## WHAT IS ASKED
Extract all of the entries and give them again, word for word.

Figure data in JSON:
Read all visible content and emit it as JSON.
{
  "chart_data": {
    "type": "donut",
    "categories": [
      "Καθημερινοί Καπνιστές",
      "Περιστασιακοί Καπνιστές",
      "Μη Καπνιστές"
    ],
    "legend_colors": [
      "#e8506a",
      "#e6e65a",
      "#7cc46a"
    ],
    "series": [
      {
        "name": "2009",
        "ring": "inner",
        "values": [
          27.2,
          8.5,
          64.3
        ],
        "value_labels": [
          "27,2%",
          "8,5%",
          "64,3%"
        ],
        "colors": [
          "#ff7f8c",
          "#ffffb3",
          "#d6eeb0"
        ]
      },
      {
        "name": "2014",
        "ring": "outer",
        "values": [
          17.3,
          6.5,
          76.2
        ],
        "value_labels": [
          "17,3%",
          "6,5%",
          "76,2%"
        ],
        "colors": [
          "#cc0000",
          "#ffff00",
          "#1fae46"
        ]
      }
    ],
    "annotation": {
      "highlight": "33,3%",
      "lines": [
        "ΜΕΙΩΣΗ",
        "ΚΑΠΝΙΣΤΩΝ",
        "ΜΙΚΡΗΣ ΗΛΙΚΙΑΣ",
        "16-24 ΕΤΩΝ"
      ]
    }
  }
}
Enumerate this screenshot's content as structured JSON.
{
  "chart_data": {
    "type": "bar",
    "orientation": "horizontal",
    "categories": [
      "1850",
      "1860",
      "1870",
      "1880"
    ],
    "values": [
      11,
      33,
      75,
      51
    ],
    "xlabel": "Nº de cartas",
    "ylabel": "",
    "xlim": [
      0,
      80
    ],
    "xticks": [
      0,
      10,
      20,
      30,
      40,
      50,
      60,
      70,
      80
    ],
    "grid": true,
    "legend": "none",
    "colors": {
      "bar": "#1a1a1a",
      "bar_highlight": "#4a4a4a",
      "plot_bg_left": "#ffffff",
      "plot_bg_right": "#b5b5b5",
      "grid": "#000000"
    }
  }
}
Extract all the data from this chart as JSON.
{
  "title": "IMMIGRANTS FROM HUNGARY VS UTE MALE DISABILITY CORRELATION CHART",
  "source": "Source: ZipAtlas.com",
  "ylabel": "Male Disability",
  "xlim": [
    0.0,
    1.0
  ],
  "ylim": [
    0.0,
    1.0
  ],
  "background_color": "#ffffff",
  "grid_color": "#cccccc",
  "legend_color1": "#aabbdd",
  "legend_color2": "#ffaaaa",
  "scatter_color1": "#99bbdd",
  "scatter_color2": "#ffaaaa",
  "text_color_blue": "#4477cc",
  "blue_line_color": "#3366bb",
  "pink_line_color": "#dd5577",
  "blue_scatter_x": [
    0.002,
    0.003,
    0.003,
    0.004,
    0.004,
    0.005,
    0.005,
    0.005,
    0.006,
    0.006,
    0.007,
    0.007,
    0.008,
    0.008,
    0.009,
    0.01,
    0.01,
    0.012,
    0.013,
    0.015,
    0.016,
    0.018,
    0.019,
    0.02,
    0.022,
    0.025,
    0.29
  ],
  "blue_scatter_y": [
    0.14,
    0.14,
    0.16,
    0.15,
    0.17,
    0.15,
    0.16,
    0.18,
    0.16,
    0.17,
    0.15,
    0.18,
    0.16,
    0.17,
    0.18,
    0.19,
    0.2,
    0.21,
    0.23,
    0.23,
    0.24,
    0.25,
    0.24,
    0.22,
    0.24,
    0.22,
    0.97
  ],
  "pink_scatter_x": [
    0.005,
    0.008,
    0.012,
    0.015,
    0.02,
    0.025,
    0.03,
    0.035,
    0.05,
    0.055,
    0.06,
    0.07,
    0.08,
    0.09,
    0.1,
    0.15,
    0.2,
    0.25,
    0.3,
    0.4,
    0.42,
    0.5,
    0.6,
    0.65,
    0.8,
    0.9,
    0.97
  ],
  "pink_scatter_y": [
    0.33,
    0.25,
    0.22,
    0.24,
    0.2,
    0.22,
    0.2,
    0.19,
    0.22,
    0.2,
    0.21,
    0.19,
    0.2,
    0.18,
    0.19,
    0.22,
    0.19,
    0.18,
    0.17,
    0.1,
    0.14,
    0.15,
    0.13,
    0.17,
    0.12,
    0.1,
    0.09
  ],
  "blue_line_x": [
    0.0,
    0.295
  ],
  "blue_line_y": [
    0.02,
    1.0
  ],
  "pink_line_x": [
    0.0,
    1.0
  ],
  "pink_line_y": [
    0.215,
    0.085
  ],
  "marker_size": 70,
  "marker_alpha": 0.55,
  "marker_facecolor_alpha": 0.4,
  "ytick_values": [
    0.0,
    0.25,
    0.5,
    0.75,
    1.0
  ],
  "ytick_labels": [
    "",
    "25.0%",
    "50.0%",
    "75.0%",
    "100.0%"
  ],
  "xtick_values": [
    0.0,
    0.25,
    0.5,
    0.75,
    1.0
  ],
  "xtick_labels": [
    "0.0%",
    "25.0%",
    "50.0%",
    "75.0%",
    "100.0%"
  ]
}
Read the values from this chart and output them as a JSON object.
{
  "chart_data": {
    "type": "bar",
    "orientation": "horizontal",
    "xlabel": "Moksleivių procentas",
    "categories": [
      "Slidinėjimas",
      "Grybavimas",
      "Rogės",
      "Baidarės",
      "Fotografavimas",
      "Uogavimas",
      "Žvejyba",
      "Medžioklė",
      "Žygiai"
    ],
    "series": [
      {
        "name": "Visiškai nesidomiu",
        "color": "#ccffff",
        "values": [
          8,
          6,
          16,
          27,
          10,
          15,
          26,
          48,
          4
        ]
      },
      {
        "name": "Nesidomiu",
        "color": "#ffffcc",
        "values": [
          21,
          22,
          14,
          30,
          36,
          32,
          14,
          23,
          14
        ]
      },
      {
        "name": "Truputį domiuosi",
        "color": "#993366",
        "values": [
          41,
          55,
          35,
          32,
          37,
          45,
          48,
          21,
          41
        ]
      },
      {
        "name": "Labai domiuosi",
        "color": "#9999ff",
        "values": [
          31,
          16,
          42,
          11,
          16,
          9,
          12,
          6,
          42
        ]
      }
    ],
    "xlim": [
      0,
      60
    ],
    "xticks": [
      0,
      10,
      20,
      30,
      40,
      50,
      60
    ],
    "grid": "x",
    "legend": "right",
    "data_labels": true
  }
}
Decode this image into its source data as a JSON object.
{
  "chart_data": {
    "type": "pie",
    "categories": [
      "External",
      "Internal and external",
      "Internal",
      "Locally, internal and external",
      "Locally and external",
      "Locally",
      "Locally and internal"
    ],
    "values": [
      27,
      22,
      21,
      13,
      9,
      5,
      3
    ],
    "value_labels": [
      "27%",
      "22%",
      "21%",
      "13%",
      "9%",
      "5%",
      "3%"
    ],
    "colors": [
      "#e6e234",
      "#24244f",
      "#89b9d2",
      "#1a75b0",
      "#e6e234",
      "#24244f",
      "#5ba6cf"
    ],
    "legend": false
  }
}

## COMPLETED EXERCISE
Read all visible content and emit it as JSON.
{
  "chart_data": {
    "type": "donut",
    "categories": [
      "Καθημερινοί Καπνιστές",
      "Περιστασιακοί Καπνιστές",
      "Μη Καπνιστές"
    ],
    "legend_colors": [
      "#e8506a",
      "#e6e65a",
      "#7cc46a"
    ],
    "series": [
      {
        "name": "2009",
        "ring": "inner",
        "values": [
          27.2,
          8.5,
          64.3
        ],
        "value_labels": [
          "27,2%",
          "8,5%",
          "64,3%"
        ],
        "colors": [
          "#ff7f8c",
          "#ffffb3",
          "#d6eeb0"
        ]
      },
      {
        "name": "2014",
        "ring": "outer",
        "values": [
          17.3,
          6.5,
          76.2
        ],
        "value_labels": [
          "17,3%",
          "6,5%",
          "76,2%"
        ],
        "colors": [
          "#cc0000",
          "#ffff00",
          "#1fae46"
        ]
      }
    ],
    "annotation": {
      "highlight": "33,3%",
      "lines": [
        "ΜΕΙΩΣΗ",
        "ΚΑΠΝΙΣΤΩΝ",
        "ΜΙΚΡΗΣ ΗΛΙΚΙΑΣ",
        "16-24 ΕΤΩΝ"
      ]
    }
  }
}
Enumerate this screenshot's content as structured JSON.
{
  "chart_data": {
    "type": "bar",
    "orientation": "horizontal",
    "categories": [
      "1850",
      "1860",
      "1870",
      "1880"
    ],
    "values": [
      11,
      33,
      75,
      51
    ],
    "xlabel": "Nº de cartas",
    "ylabel": "",
    "xlim": [
      0,
      80
    ],
    "xticks": [
      0,
      10,
      20,
      30,
      40,
      50,
      60,
      70,
      80
    ],
    "grid": true,
    "legend": "none",
    "colors": {
      "bar": "#1a1a1a",
      "bar_highlight": "#4a4a4a",
      "plot_bg_left": "#ffffff",
      "plot_bg_right": "#b5b5b5",
      "grid": "#000000"
    }
  }
}
Extract all the data from this chart as JSON.
{
  "title": "IMMIGRANTS FROM HUNGARY VS UTE MALE DISABILITY CORRELATION CHART",
  "source": "Source: ZipAtlas.com",
  "ylabel": "Male Disability",
  "xlim": [
    0.0,
    1.0
  ],
  "ylim": [
    0.0,
    1.0
  ],
  "background_color": "#ffffff",
  "grid_color": "#cccccc",
  "legend_color1": "#aabbdd",
  "legend_color2": "#ffaaaa",
  "scatter_color1": "#99bbdd",
  "scatter_color2": "#ffaaaa",
  "text_color_blue": "#4477cc",
  "blue_line_color": "#3366bb",
  "pink_line_color": "#dd5577",
  "blue_scatter_x": [
    0.002,
    0.003,
    0.003,
    0.004,
    0.004,
    0.005,
    0.005,
    0.005,
    0.006,
    0.006,
    0.007,
    0.007,
    0.008,
    0.008,
    0.009,
    0.01,
    0.01,
    0.012,
    0.013,
    0.015,
    0.016,
    0.018,
    0.019,
    0.02,
    0.022,
    0.025,
    0.29
  ],
  "blue_scatter_y": [
    0.14,
    0.14,
    0.16,
    0.15,
    0.17,
    0.15,
    0.16,
    0.18,
    0.16,
    0.17,
    0.15,
    0.18,
    0.16,
    0.17,
    0.18,
    0.19,
    0.2,
    0.21,
    0.23,
    0.23,
    0.24,
    0.25,
    0.24,
    0.22,
    0.24,
    0.22,
    0.97
  ],
  "pink_scatter_x": [
    0.005,
    0.008,
    0.012,
    0.015,
    0.02,
    0.025,
    0.03,
    0.035,
    0.05,
    0.055,
    0.06,
    0.07,
    0.08,
    0.09,
    0.1,
    0.15,
    0.2,
    0.25,
    0.3,
    0.4,
    0.42,
    0.5,
    0.6,
    0.65,
    0.8,
    0.9,
    0.97
  ],
  "pink_scatter_y": [
    0.33,
    0.25,
    0.22,
    0.24,
    0.2,
    0.22,
    0.2,
    0.19,
    0.22,
    0.2,
    0.21,
    0.19,
    0.2,
    0.18,
    0.19,
    0.22,
    0.19,
    0.18,
    0.17,
    0.1,
    0.14,
    0.15,
    0.13,
    0.17,
    0.12,
    0.1,
    0.09
  ],
  "blue_line_x": [
    0.0,
    0.295
  ],
  "blue_line_y": [
    0.02,
    1.0
  ],
  "pink_line_x": [
    0.0,
    1.0
  ],
  "pink_line_y": [
    0.215,
    0.085
  ],
  "marker_size": 70,
  "marker_alpha": 0.55,
  "marker_facecolor_alpha": 0.4,
  "ytick_values": [
    0.0,
    0.25,
    0.5,
    0.75,
    1.0
  ],
  "ytick_labels": [
    "",
    "25.0%",
    "50.0%",
    "75.0%",
    "100.0%"
  ],
  "xtick_values": [
    0.0,
    0.25,
    0.5,
    0.75,
    1.0
  ],
  "xtick_labels": [
    "0.0%",
    "25.0%",
    "50.0%",
    "75.0%",
    "100.0%"
  ]
}
Read the values from this chart and output them as a JSON object.
{
  "chart_data": {
    "type": "bar",
    "orientation": "horizontal",
    "xlabel": "Moksleivių procentas",
    "categories": [
      "Slidinėjimas",
      "Grybavimas",
      "Rogės",
      "Baidarės",
      "Fotografavimas",
      "Uogavimas",
      "Žvejyba",
      "Medžioklė",
      "Žygiai"
    ],
    "series": [
      {
        "name": "Visiškai nesidomiu",
        "color": "#ccffff",
        "values": [
          8,
          6,
          16,
          27,
          10,
          15,
          26,
          48,
          4
        ]
      },
      {
        "name": "Nesidomiu",
        "color": "#ffffcc",
        "values": [
          21,
          22,
          14,
          30,
          36,
          32,
          14,
          23,
          14
        ]
      },
      {
        "name": "Truputį domiuosi",
        "color": "#993366",
        "values": [
          41,
          55,
          35,
          32,
          37,
          45,
          48,
          21,
          41
        ]
      },
      {
        "name": "Labai domiuosi",
        "color": "#9999ff",
        "values": [
          31,
          16,
          42,
          11,
          16,
          9,
          12,
          6,
          42
        ]
      }
    ],
    "xlim": [
      0,
      60
    ],
    "xticks": [
      0,
      10,
      20,
      30,
      40,
      50,
      60
    ],
    "grid": "x",
    "legend": "right",
    "data_labels": true
  }
}
Decode this image into its source data as a JSON object.
{
  "chart_data": {
    "type": "pie",
    "categories": [
      "External",
      "Internal and external",
      "Internal",
      "Locally, internal and external",
      "Locally and external",
      "Locally",
      "Locally and internal"
    ],
    "values": [
      27,
      22,
      21,
      13,
      9,
      5,
      3
    ],
    "value_labels": [
      "27%",
      "22%",
      "21%",
      "13%",
      "9%",
      "5%",
      "3%"
    ],
    "colors": [
      "#e6e234",
      "#24244f",
      "#89b9d2",
      "#1a75b0",
      "#e6e234",
      "#24244f",
      "#5ba6cf"
    ],
    "legend": false
  }
}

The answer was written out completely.